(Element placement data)
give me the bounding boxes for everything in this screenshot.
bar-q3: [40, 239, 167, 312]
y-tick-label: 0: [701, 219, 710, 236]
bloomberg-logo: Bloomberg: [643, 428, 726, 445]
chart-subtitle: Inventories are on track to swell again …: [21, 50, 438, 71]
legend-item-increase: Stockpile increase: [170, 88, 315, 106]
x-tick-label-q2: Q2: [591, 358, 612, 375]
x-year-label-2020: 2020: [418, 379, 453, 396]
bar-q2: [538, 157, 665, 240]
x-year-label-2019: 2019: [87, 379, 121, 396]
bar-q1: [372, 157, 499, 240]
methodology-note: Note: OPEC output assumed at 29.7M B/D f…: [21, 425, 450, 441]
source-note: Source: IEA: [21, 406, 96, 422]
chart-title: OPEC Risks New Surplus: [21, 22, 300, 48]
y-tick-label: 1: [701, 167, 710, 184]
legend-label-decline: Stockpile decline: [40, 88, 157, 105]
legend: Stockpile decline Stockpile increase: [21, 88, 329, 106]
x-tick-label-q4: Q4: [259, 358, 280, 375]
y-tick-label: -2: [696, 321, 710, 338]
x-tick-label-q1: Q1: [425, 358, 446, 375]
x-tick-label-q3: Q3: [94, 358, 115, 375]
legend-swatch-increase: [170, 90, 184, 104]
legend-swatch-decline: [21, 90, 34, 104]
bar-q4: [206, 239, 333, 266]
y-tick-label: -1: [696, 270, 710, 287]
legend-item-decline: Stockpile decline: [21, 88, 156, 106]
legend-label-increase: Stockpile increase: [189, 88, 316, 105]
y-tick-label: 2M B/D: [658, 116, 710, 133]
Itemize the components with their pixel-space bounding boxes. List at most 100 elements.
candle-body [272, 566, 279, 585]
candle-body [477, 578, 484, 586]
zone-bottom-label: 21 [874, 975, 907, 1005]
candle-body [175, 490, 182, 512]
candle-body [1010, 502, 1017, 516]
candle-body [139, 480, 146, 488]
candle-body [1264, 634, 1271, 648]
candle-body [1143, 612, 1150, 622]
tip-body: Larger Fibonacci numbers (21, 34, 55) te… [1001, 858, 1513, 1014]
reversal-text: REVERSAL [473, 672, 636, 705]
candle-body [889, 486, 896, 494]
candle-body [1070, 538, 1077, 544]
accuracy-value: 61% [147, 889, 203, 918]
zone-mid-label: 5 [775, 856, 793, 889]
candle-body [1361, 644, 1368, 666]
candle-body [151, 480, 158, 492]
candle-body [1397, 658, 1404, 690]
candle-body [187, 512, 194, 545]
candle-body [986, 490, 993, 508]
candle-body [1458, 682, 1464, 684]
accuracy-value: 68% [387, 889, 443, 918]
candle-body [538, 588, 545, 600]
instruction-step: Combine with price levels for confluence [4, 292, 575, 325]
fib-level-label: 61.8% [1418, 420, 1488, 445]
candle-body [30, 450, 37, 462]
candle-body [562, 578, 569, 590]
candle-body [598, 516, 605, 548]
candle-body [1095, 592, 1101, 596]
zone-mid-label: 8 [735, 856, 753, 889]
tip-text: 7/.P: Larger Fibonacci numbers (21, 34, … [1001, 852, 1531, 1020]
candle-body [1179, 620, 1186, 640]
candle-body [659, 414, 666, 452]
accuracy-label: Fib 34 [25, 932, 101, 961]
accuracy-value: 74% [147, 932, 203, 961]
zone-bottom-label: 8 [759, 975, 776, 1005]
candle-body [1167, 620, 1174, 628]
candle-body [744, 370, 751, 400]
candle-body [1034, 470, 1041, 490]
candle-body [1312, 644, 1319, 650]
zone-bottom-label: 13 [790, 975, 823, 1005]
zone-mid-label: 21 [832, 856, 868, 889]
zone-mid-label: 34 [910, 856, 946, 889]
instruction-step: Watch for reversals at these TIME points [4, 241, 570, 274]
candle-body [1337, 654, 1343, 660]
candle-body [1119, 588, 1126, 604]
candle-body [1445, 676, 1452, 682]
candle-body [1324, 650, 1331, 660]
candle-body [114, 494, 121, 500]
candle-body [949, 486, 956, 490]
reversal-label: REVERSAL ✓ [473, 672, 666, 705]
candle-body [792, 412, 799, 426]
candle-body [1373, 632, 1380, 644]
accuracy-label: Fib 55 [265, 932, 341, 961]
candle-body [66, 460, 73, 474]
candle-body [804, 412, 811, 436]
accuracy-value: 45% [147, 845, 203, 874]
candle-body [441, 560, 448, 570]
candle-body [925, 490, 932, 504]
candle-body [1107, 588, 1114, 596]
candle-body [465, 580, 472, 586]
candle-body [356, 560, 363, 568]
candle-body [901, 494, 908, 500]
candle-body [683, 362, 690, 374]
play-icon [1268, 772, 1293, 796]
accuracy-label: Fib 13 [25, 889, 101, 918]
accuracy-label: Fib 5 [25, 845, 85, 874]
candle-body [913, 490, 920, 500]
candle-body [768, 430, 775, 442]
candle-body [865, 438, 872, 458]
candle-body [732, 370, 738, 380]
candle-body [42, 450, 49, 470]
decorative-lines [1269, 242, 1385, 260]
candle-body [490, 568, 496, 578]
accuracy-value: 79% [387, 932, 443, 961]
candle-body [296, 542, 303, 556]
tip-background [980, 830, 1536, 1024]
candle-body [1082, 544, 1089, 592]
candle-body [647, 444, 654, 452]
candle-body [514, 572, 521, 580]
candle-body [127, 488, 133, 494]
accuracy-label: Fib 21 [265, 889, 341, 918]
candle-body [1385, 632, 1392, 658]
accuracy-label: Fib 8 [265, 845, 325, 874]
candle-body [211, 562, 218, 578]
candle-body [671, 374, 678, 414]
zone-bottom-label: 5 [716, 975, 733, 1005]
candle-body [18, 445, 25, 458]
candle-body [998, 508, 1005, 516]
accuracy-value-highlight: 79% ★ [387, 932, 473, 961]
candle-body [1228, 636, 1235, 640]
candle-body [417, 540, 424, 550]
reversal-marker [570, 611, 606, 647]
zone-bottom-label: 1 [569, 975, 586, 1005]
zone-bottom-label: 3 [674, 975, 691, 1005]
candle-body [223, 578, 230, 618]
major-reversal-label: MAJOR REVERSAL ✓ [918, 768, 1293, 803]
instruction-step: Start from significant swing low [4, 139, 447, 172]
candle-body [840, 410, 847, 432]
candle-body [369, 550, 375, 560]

● Aim of the exercise: Reproduce the entire listing verbatim, keeping every line and its original order.

● Exercise output:
give me the bounding boxes for everything in this screenshot.
bar-q3: [40, 239, 167, 312]
y-tick-label: 0: [701, 219, 710, 236]
bloomberg-logo: Bloomberg: [643, 428, 726, 445]
chart-subtitle: Inventories are on track to swell again …: [21, 50, 438, 71]
legend-item-increase: Stockpile increase: [170, 88, 315, 106]
x-tick-label-q2: Q2: [591, 358, 612, 375]
x-year-label-2020: 2020: [418, 379, 453, 396]
bar-q2: [538, 157, 665, 240]
x-year-label-2019: 2019: [87, 379, 121, 396]
bar-q1: [372, 157, 499, 240]
methodology-note: Note: OPEC output assumed at 29.7M B/D f…: [21, 425, 450, 441]
source-note: Source: IEA: [21, 406, 96, 422]
chart-title: OPEC Risks New Surplus: [21, 22, 300, 48]
y-tick-label: 1: [701, 167, 710, 184]
legend-label-decline: Stockpile decline: [40, 88, 157, 105]
legend: Stockpile decline Stockpile increase: [21, 88, 329, 106]
x-tick-label-q4: Q4: [259, 358, 280, 375]
y-tick-label: -2: [696, 321, 710, 338]
x-tick-label-q1: Q1: [425, 358, 446, 375]
x-tick-label-q3: Q3: [94, 358, 115, 375]
legend-swatch-increase: [170, 90, 184, 104]
legend-swatch-decline: [21, 90, 34, 104]
bar-q4: [206, 239, 333, 266]
y-tick-label: -1: [696, 270, 710, 287]
legend-item-decline: Stockpile decline: [21, 88, 156, 106]
legend-label-increase: Stockpile increase: [189, 88, 316, 105]
y-tick-label: 2M B/D: [658, 116, 710, 133]
Itemize the components with their pixel-space bounding boxes. List at most 100 elements.
candle-body [272, 566, 279, 585]
candle-body [477, 578, 484, 586]
zone-bottom-label: 21 [874, 975, 907, 1005]
candle-body [175, 490, 182, 512]
candle-body [1010, 502, 1017, 516]
candle-body [139, 480, 146, 488]
candle-body [1264, 634, 1271, 648]
candle-body [1143, 612, 1150, 622]
tip-body: Larger Fibonacci numbers (21, 34, 55) te… [1001, 858, 1513, 1014]
reversal-text: REVERSAL [473, 672, 636, 705]
candle-body [889, 486, 896, 494]
candle-body [1070, 538, 1077, 544]
accuracy-value: 61% [147, 889, 203, 918]
zone-mid-label: 5 [775, 856, 793, 889]
candle-body [1361, 644, 1368, 666]
candle-body [151, 480, 158, 492]
candle-body [1397, 658, 1404, 690]
candle-body [187, 512, 194, 545]
candle-body [986, 490, 993, 508]
candle-body [1458, 682, 1464, 684]
accuracy-value: 68% [387, 889, 443, 918]
candle-body [538, 588, 545, 600]
instruction-step: Combine with price levels for confluence [4, 292, 575, 325]
fib-level-label: 61.8% [1418, 420, 1488, 445]
candle-body [30, 450, 37, 462]
candle-body [562, 578, 569, 590]
candle-body [598, 516, 605, 548]
candle-body [1095, 592, 1101, 596]
zone-mid-label: 8 [735, 856, 753, 889]
tip-text: 7/.P: Larger Fibonacci numbers (21, 34, … [1001, 852, 1531, 1020]
candle-body [1179, 620, 1186, 640]
candle-body [659, 414, 666, 452]
accuracy-label: Fib 34 [25, 932, 101, 961]
accuracy-value: 74% [147, 932, 203, 961]
zone-bottom-label: 8 [759, 975, 776, 1005]
candle-body [1167, 620, 1174, 628]
candle-body [744, 370, 751, 400]
candle-body [1034, 470, 1041, 490]
candle-body [1312, 644, 1319, 650]
zone-bottom-label: 13 [790, 975, 823, 1005]
zone-mid-label: 21 [832, 856, 868, 889]
zone-mid-label: 34 [910, 856, 946, 889]
instruction-step: Watch for reversals at these TIME points [4, 241, 570, 274]
candle-body [1337, 654, 1343, 660]
candle-body [1119, 588, 1126, 604]
candle-body [1445, 676, 1452, 682]
candle-body [1324, 650, 1331, 660]
candle-body [114, 494, 121, 500]
candle-body [949, 486, 956, 490]
reversal-label: REVERSAL ✓ [473, 672, 666, 705]
candle-body [792, 412, 799, 426]
candle-body [1373, 632, 1380, 644]
accuracy-label: Fib 55 [265, 932, 341, 961]
candle-body [66, 460, 73, 474]
candle-body [804, 412, 811, 436]
accuracy-value: 45% [147, 845, 203, 874]
candle-body [441, 560, 448, 570]
candle-body [925, 490, 932, 504]
candle-body [1107, 588, 1114, 596]
candle-body [465, 580, 472, 586]
candle-body [356, 560, 363, 568]
candle-body [901, 494, 908, 500]
candle-body [683, 362, 690, 374]
play-icon [1268, 772, 1293, 796]
accuracy-label: Fib 13 [25, 889, 101, 918]
accuracy-label: Fib 5 [25, 845, 85, 874]
candle-body [913, 490, 920, 500]
candle-body [768, 430, 775, 442]
candle-body [865, 438, 872, 458]
candle-body [732, 370, 738, 380]
candle-body [42, 450, 49, 470]
decorative-lines [1269, 242, 1385, 260]
candle-body [490, 568, 496, 578]
accuracy-value: 79% [387, 932, 443, 961]
candle-body [296, 542, 303, 556]
tip-background [980, 830, 1536, 1024]
candle-body [1082, 544, 1089, 592]
candle-body [647, 444, 654, 452]
candle-body [514, 572, 521, 580]
candle-body [127, 488, 133, 494]
accuracy-label: Fib 21 [265, 889, 341, 918]
candle-body [1385, 632, 1392, 658]
accuracy-label: Fib 8 [265, 845, 325, 874]
candle-body [211, 562, 218, 578]
candle-body [671, 374, 678, 414]
zone-bottom-label: 5 [716, 975, 733, 1005]
candle-body [18, 445, 25, 458]
candle-body [998, 508, 1005, 516]
accuracy-value-highlight: 79% ★ [387, 932, 473, 961]
candle-body [1228, 636, 1235, 640]
candle-body [417, 540, 424, 550]
reversal-marker [570, 611, 606, 647]
zone-bottom-label: 1 [569, 975, 586, 1005]
zone-bottom-label: 3 [674, 975, 691, 1005]
candle-body [223, 578, 230, 618]
major-reversal-label: MAJOR REVERSAL ✓ [918, 768, 1293, 803]
instruction-step: Start from significant swing low [4, 139, 447, 172]
candle-body [840, 410, 847, 432]
candle-body [369, 550, 375, 560]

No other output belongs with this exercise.